REQUIRED WORK: Only the lines holding the string "text" are needed. Copy each one.

MATERIAL SUPPLIED:

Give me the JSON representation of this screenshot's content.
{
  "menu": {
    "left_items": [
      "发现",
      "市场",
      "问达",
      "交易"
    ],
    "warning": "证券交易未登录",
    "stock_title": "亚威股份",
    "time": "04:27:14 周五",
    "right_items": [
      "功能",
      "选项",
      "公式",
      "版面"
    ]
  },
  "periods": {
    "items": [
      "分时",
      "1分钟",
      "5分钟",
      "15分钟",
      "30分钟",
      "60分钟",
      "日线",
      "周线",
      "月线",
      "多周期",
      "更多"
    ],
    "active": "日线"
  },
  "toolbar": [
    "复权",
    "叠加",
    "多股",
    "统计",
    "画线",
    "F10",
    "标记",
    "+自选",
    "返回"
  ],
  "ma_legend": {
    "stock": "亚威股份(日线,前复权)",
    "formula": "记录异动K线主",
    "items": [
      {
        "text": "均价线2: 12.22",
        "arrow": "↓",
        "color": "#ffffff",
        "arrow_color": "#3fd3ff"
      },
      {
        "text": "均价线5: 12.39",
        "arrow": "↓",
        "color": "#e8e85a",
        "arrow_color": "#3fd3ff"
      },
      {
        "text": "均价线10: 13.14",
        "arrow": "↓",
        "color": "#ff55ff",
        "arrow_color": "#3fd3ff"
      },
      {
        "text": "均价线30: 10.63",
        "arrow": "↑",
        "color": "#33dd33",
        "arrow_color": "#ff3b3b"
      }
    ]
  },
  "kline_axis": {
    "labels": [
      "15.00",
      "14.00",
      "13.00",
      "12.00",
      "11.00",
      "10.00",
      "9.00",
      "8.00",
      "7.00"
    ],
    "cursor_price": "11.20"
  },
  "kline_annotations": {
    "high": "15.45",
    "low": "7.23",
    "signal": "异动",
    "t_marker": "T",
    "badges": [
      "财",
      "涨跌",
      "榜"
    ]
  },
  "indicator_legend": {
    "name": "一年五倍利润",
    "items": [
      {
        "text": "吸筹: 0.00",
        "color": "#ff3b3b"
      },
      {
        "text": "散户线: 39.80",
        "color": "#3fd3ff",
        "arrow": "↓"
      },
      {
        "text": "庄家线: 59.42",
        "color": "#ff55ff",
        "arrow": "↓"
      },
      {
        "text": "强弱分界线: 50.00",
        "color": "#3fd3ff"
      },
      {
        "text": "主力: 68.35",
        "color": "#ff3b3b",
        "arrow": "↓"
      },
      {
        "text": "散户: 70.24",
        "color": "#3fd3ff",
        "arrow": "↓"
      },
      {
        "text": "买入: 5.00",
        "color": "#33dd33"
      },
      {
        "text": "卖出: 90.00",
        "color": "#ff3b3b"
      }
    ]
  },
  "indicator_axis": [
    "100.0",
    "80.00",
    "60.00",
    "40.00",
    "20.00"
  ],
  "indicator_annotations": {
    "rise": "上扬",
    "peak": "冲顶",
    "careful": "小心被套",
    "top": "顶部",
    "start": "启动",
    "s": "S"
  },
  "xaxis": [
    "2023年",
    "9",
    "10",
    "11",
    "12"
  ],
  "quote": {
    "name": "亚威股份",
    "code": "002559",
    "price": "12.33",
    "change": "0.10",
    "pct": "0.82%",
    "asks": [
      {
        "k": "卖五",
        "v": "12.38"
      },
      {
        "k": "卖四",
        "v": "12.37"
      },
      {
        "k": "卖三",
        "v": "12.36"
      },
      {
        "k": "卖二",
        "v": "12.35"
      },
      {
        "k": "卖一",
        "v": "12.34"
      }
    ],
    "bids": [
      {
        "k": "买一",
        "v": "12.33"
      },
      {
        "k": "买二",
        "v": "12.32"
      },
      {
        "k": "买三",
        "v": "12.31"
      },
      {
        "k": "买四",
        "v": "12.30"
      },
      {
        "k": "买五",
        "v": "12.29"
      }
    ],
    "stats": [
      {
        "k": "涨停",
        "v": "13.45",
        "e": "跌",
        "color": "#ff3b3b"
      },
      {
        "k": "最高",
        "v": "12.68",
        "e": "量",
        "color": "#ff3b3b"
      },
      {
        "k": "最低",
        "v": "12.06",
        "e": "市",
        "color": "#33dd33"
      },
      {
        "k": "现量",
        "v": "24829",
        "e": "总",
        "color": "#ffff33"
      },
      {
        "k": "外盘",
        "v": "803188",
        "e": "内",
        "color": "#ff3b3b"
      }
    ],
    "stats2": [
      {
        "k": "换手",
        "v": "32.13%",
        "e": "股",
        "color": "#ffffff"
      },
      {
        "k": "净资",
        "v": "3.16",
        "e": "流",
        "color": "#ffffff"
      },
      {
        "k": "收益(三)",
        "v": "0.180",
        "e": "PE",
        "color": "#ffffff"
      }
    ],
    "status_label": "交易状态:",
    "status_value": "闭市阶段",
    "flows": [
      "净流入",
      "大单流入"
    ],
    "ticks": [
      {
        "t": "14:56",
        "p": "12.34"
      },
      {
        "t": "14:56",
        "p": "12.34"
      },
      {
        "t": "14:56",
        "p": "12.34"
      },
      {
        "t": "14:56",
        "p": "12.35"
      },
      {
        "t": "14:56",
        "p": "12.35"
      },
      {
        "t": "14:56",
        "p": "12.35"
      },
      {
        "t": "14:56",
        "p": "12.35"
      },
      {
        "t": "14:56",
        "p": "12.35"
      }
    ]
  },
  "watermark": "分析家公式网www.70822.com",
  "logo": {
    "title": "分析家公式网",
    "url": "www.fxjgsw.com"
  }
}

OUTPUT:
        "text": "均价线2: 12.22",
        "text": "均价线5: 12.39",
        "text": "均价线10: 13.14",
        "text": "均价线30: 10.63",
        "text": "吸筹: 0.00",
        "text": "散户线: 39.80",
        "text": "庄家线: 59.42",
        "text": "强弱分界线: 50.00",
        "text": "主力: 68.35",
        "text": "散户: 70.24",
        "text": "买入: 5.00",
        "text": "卖出: 90.00",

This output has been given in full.